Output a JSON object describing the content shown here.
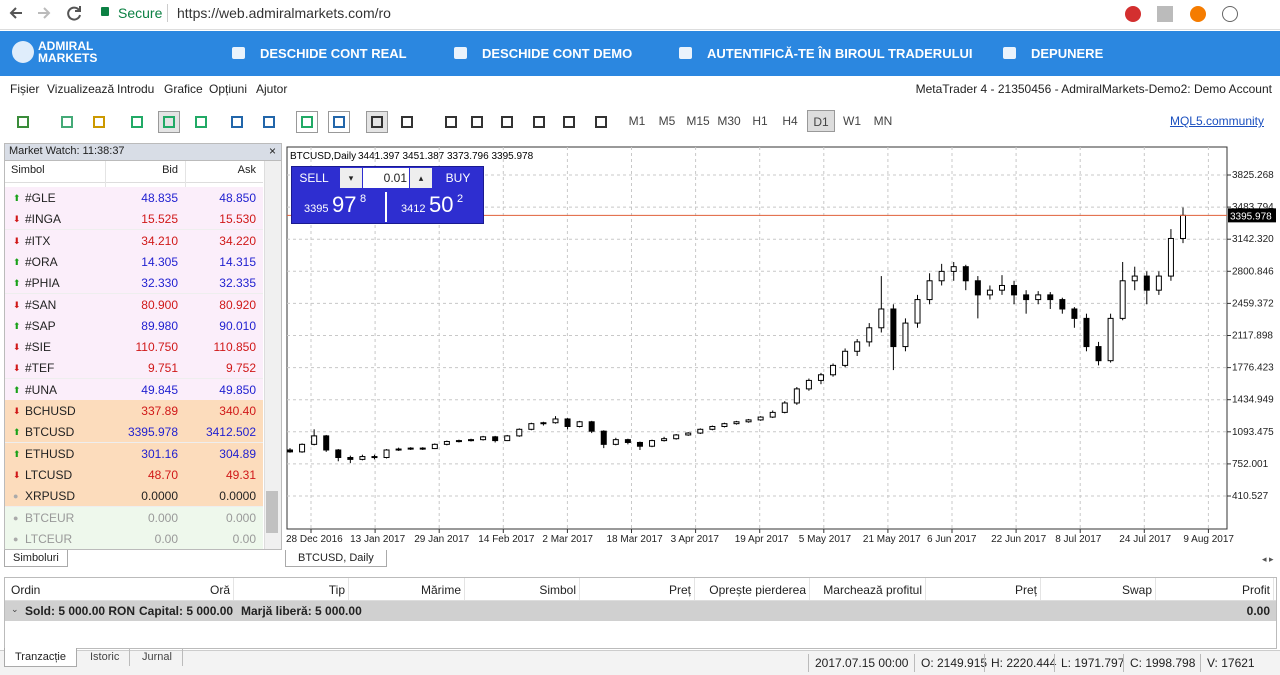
{
  "browser": {
    "secure": "Secure",
    "url": "https://web.admiralmarkets.com/ro"
  },
  "nav": {
    "logo": [
      "ADMIRAL",
      "MARKETS"
    ],
    "links": [
      "DESCHIDE CONT REAL",
      "DESCHIDE CONT DEMO",
      "AUTENTIFICĂ-TE ÎN BIROUL TRADERULUI",
      "DEPUNERE"
    ]
  },
  "menu": {
    "items": [
      "Fișier",
      "Vizualizează",
      "Introdu",
      "Grafice",
      "Opțiuni",
      "Ajutor"
    ],
    "account": "MetaTrader 4 - 21350456 - AdmiralMarkets-Demo2: Demo Account"
  },
  "toolbar": {
    "timeframes": [
      "M1",
      "M5",
      "M15",
      "M30",
      "H1",
      "H4",
      "D1",
      "W1",
      "MN"
    ],
    "active": "D1",
    "link": "MQL5.community"
  },
  "market_watch": {
    "title": "Market Watch: 11:38:37",
    "columns": [
      "Simbol",
      "Bid",
      "Ask"
    ],
    "tab": "Simboluri",
    "rows": [
      {
        "symbol": "#GLE",
        "bid": "48.835",
        "ask": "48.850",
        "dir": "up",
        "bg": "#fbeefa"
      },
      {
        "symbol": "#INGA",
        "bid": "15.525",
        "ask": "15.530",
        "dir": "down",
        "bg": "#fbeefa"
      },
      {
        "symbol": "#ITX",
        "bid": "34.210",
        "ask": "34.220",
        "dir": "down",
        "bg": "#fbeefa"
      },
      {
        "symbol": "#ORA",
        "bid": "14.305",
        "ask": "14.315",
        "dir": "up",
        "bg": "#fbeefa"
      },
      {
        "symbol": "#PHIA",
        "bid": "32.330",
        "ask": "32.335",
        "dir": "up",
        "bg": "#fbeefa"
      },
      {
        "symbol": "#SAN",
        "bid": "80.900",
        "ask": "80.920",
        "dir": "down",
        "bg": "#fbeefa"
      },
      {
        "symbol": "#SAP",
        "bid": "89.980",
        "ask": "90.010",
        "dir": "up",
        "bg": "#fbeefa"
      },
      {
        "symbol": "#SIE",
        "bid": "110.750",
        "ask": "110.850",
        "dir": "down",
        "bg": "#fbeefa"
      },
      {
        "symbol": "#TEF",
        "bid": "9.751",
        "ask": "9.752",
        "dir": "down",
        "bg": "#fbeefa"
      },
      {
        "symbol": "#UNA",
        "bid": "49.845",
        "ask": "49.850",
        "dir": "up",
        "bg": "#fbeefa"
      },
      {
        "symbol": "BCHUSD",
        "bid": "337.89",
        "ask": "340.40",
        "dir": "down",
        "bg": "#fcdcbc"
      },
      {
        "symbol": "BTCUSD",
        "bid": "3395.978",
        "ask": "3412.502",
        "dir": "up",
        "bg": "#fcdcbc"
      },
      {
        "symbol": "ETHUSD",
        "bid": "301.16",
        "ask": "304.89",
        "dir": "up",
        "bg": "#fcdcbc"
      },
      {
        "symbol": "LTCUSD",
        "bid": "48.70",
        "ask": "49.31",
        "dir": "down",
        "bg": "#fcdcbc"
      },
      {
        "symbol": "XRPUSD",
        "bid": "0.0000",
        "ask": "0.0000",
        "dir": "none",
        "bg": "#fcdcbc"
      },
      {
        "symbol": "BTCEUR",
        "bid": "0.000",
        "ask": "0.000",
        "dir": "none",
        "bg": "#eef8ec"
      },
      {
        "symbol": "LTCEUR",
        "bid": "0.00",
        "ask": "0.00",
        "dir": "none",
        "bg": "#eef8ec"
      }
    ]
  },
  "chart_data": {
    "type": "candlestick",
    "title": "BTCUSD,Daily",
    "ohlc_header": "3441.397 3451.387 3373.796 3395.978",
    "tab": "BTCUSD, Daily",
    "x_labels": [
      "28 Dec 2016",
      "13 Jan 2017",
      "29 Jan 2017",
      "14 Feb 2017",
      "2 Mar 2017",
      "18 Mar 2017",
      "3 Apr 2017",
      "19 Apr 2017",
      "5 May 2017",
      "21 May 2017",
      "6 Jun 2017",
      "22 Jun 2017",
      "8 Jul 2017",
      "24 Jul 2017",
      "9 Aug 2017"
    ],
    "ylim": [
      59.5,
      4123.1
    ],
    "yticks": [
      410.527,
      752.001,
      1093.475,
      1434.949,
      1776.423,
      2117.898,
      2459.372,
      2800.846,
      {
        "value": 3142.32,
        "label": "3142.320"
      },
      3483.794,
      3825.268
    ],
    "grid": true,
    "current_price": 3395.978,
    "price_line_color": "#e0603a",
    "candles": [
      [
        900,
        920,
        870,
        880
      ],
      [
        880,
        970,
        870,
        960
      ],
      [
        960,
        1120,
        950,
        1050
      ],
      [
        1050,
        1060,
        880,
        900
      ],
      [
        900,
        910,
        780,
        820
      ],
      [
        820,
        840,
        760,
        800
      ],
      [
        800,
        850,
        790,
        830
      ],
      [
        830,
        850,
        800,
        820
      ],
      [
        820,
        910,
        810,
        900
      ],
      [
        900,
        925,
        890,
        910
      ],
      [
        910,
        930,
        900,
        920
      ],
      [
        920,
        930,
        900,
        915
      ],
      [
        915,
        970,
        910,
        960
      ],
      [
        960,
        1000,
        950,
        990
      ],
      [
        990,
        1010,
        980,
        1000
      ],
      [
        1000,
        1020,
        990,
        1010
      ],
      [
        1010,
        1050,
        1000,
        1040
      ],
      [
        1040,
        1050,
        980,
        1000
      ],
      [
        1000,
        1060,
        995,
        1050
      ],
      [
        1050,
        1130,
        1040,
        1120
      ],
      [
        1120,
        1190,
        1110,
        1180
      ],
      [
        1180,
        1200,
        1160,
        1190
      ],
      [
        1190,
        1260,
        1180,
        1230
      ],
      [
        1230,
        1240,
        1120,
        1150
      ],
      [
        1150,
        1210,
        1140,
        1200
      ],
      [
        1200,
        1210,
        1080,
        1100
      ],
      [
        1100,
        1110,
        920,
        960
      ],
      [
        960,
        1030,
        950,
        1010
      ],
      [
        1010,
        1020,
        960,
        980
      ],
      [
        980,
        990,
        900,
        940
      ],
      [
        940,
        1010,
        930,
        1000
      ],
      [
        1000,
        1040,
        990,
        1020
      ],
      [
        1020,
        1070,
        1010,
        1060
      ],
      [
        1060,
        1090,
        1050,
        1080
      ],
      [
        1080,
        1130,
        1070,
        1120
      ],
      [
        1120,
        1160,
        1110,
        1150
      ],
      [
        1150,
        1190,
        1140,
        1180
      ],
      [
        1180,
        1210,
        1170,
        1200
      ],
      [
        1200,
        1230,
        1190,
        1220
      ],
      [
        1220,
        1260,
        1210,
        1250
      ],
      [
        1250,
        1320,
        1240,
        1300
      ],
      [
        1300,
        1420,
        1290,
        1400
      ],
      [
        1400,
        1570,
        1380,
        1550
      ],
      [
        1550,
        1660,
        1530,
        1640
      ],
      [
        1640,
        1720,
        1600,
        1700
      ],
      [
        1700,
        1820,
        1680,
        1800
      ],
      [
        1800,
        1980,
        1780,
        1950
      ],
      [
        1950,
        2080,
        1900,
        2050
      ],
      [
        2050,
        2250,
        2000,
        2200
      ],
      [
        2200,
        2750,
        2150,
        2400
      ],
      [
        2400,
        2450,
        1750,
        2000
      ],
      [
        2000,
        2300,
        1950,
        2250
      ],
      [
        2250,
        2550,
        2200,
        2500
      ],
      [
        2500,
        2780,
        2450,
        2700
      ],
      [
        2700,
        2880,
        2650,
        2800
      ],
      [
        2800,
        2900,
        2700,
        2850
      ],
      [
        2850,
        2870,
        2600,
        2700
      ],
      [
        2700,
        2750,
        2300,
        2550
      ],
      [
        2550,
        2650,
        2500,
        2600
      ],
      [
        2600,
        2760,
        2550,
        2650
      ],
      [
        2650,
        2700,
        2450,
        2550
      ],
      [
        2550,
        2600,
        2350,
        2500
      ],
      [
        2500,
        2590,
        2450,
        2550
      ],
      [
        2550,
        2580,
        2400,
        2500
      ],
      [
        2500,
        2520,
        2350,
        2400
      ],
      [
        2400,
        2420,
        2200,
        2300
      ],
      [
        2300,
        2350,
        1950,
        2000
      ],
      [
        2000,
        2050,
        1800,
        1850
      ],
      [
        1850,
        2350,
        1830,
        2300
      ],
      [
        2300,
        2900,
        2280,
        2700
      ],
      [
        2700,
        2850,
        2600,
        2750
      ],
      [
        2750,
        2800,
        2450,
        2600
      ],
      [
        2600,
        2800,
        2550,
        2750
      ],
      [
        2750,
        3250,
        2700,
        3150
      ],
      [
        3150,
        3480,
        3100,
        3396
      ]
    ],
    "trade_panel": {
      "sell": "SELL",
      "buy": "BUY",
      "lot": "0.01",
      "sell_price": [
        "3395",
        "97",
        "8"
      ],
      "buy_price": [
        "3412",
        "50",
        "2"
      ]
    }
  },
  "terminal": {
    "columns": [
      "Ordin",
      "Oră",
      "Tip",
      "Mărime",
      "Simbol",
      "Preț",
      "Oprește pierderea",
      "Marchează profitul",
      "Preț",
      "Swap",
      "Profit"
    ],
    "balance": [
      "Sold: 5 000.00 RON",
      "Capital: 5 000.00",
      "Marjă liberă: 5 000.00"
    ],
    "profit": "0.00",
    "tabs": [
      "Tranzacție",
      "Istoric",
      "Jurnal"
    ]
  },
  "status": [
    "2017.07.15 00:00",
    "O: 2149.915",
    "H: 2220.444",
    "L: 1971.797",
    "C: 1998.798",
    "V: 17621"
  ]
}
+ + + + +
### Problem description:
Select from the material above each line in which the string "Daily" appears, and list those lines.

### Final answer:
    "title": "BTCUSD,Daily",
    "tab": "BTCUSD, Daily",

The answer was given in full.